Source data start

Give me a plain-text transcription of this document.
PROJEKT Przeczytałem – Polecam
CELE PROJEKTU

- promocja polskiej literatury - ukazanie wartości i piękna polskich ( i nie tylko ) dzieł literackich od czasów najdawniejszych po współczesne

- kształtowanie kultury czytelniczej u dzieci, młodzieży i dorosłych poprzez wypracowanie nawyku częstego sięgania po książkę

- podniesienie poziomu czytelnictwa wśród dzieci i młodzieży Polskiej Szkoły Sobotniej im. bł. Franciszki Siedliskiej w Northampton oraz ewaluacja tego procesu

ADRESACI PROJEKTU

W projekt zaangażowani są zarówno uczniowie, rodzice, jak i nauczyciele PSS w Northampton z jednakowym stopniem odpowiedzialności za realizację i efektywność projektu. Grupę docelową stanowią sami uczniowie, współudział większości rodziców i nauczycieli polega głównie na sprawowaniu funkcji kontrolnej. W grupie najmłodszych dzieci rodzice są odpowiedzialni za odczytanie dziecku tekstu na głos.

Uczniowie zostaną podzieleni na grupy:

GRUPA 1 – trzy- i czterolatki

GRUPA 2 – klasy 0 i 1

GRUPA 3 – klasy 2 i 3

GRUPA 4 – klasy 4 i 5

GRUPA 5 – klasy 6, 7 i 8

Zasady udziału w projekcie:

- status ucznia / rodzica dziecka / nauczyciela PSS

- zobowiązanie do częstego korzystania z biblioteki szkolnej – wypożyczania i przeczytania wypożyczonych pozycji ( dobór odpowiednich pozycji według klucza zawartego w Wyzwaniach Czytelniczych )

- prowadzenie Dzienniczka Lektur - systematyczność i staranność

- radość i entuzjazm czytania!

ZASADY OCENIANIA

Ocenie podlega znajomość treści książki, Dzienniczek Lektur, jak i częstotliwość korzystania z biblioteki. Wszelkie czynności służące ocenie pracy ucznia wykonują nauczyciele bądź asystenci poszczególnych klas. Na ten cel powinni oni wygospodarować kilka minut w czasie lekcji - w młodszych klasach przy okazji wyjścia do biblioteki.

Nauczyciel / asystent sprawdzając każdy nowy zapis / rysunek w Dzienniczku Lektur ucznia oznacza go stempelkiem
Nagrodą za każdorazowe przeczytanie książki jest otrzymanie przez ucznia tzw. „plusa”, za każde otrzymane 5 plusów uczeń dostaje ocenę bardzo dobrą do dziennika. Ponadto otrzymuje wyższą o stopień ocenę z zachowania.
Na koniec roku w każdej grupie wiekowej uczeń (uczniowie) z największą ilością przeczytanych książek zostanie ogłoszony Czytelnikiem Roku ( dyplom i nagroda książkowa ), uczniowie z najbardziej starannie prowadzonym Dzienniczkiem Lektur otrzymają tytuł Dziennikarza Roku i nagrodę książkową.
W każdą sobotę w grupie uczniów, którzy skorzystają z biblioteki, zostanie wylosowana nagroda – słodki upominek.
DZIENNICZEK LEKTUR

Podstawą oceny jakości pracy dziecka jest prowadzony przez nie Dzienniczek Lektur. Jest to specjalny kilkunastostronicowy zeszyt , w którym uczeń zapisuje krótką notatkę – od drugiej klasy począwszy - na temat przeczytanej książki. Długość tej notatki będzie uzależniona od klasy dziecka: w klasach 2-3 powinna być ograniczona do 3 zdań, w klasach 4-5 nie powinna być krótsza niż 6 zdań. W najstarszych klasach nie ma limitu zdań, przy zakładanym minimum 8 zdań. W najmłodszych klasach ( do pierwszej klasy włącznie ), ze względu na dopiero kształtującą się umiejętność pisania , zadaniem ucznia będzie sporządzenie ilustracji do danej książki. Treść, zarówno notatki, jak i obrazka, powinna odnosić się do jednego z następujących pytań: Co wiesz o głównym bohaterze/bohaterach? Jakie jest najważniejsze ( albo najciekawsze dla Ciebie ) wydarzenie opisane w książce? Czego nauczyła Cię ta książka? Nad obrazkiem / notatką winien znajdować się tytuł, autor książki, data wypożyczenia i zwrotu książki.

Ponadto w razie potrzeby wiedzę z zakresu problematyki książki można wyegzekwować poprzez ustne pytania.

Source data end

Problem statement ▸ Out of the material above, select every line that holds the string "zostanie".

Output ▸
Na koniec roku w każdej grupie wiekowej uczeń (uczniowie) z największą ilością przeczytanych książek zostanie ogłoszony Czytelnikiem Roku ( dyplom i nagroda książkowa ), uczniowie z najbardziej starannie prowadzonym Dzienniczkiem Lektur otrzymają tytuł Dziennikarza Roku i nagrodę książkową.
W każdą sobotę w grupie uczniów, którzy skorzystają z biblioteki, zostanie wylosowana nagroda – słodki upominek.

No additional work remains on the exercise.